[Lines of data]
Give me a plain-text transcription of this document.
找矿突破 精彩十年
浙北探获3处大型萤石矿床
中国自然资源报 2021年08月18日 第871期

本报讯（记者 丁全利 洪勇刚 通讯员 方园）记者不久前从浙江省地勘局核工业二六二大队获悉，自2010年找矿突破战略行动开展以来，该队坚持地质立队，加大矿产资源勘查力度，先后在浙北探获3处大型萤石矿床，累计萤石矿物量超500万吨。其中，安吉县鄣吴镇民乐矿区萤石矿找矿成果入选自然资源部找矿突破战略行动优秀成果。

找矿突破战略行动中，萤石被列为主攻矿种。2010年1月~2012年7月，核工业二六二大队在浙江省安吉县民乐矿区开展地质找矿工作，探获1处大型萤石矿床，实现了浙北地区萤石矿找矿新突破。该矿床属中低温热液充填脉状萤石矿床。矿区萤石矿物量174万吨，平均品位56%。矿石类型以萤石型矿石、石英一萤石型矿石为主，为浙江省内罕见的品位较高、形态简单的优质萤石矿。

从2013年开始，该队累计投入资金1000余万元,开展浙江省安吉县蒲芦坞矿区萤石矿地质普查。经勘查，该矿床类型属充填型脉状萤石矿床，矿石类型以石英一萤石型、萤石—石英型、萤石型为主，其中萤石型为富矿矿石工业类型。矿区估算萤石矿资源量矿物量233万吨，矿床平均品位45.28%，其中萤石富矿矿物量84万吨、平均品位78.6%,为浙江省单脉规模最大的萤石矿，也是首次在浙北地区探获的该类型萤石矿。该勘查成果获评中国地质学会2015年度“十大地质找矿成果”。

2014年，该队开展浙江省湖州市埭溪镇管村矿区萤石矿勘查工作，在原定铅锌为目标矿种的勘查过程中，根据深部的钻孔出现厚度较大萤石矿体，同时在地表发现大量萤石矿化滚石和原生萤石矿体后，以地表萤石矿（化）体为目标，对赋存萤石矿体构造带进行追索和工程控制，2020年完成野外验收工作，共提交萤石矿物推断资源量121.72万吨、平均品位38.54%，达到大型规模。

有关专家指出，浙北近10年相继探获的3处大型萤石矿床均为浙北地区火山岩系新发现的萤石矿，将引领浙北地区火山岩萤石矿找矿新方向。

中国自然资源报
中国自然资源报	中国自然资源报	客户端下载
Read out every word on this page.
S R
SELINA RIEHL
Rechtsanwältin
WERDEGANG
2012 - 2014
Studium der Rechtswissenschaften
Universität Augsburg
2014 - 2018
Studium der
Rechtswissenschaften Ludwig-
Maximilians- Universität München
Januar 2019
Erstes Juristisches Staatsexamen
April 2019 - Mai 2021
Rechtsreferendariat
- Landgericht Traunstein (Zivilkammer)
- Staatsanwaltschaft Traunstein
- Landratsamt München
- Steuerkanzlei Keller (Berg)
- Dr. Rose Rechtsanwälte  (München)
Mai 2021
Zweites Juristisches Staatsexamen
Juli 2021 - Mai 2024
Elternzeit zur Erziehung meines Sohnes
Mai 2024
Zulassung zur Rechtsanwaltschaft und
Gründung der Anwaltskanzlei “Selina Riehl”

**YOUR GOAL**
Starting from the line containing "Read out every word on this page.", repeat each line through the end of the entries, exactly.

**EXERCISE RESULT**
Read out every word on this page.
S R
SELINA RIEHL
Rechtsanwältin
WERDEGANG
2012 - 2014
Studium der Rechtswissenschaften
Universität Augsburg
2014 - 2018
Studium der
Rechtswissenschaften Ludwig-
Maximilians- Universität München
Januar 2019
Erstes Juristisches Staatsexamen
April 2019 - Mai 2021
Rechtsreferendariat
- Landgericht Traunstein (Zivilkammer)
- Staatsanwaltschaft Traunstein
- Landratsamt München
- Steuerkanzlei Keller (Berg)
- Dr. Rose Rechtsanwälte  (München)
Mai 2021
Zweites Juristisches Staatsexamen
Juli 2021 - Mai 2024
Elternzeit zur Erziehung meines Sohnes
Mai 2024
Zulassung zur Rechtsanwaltschaft und
Gründung der Anwaltskanzlei “Selina Riehl”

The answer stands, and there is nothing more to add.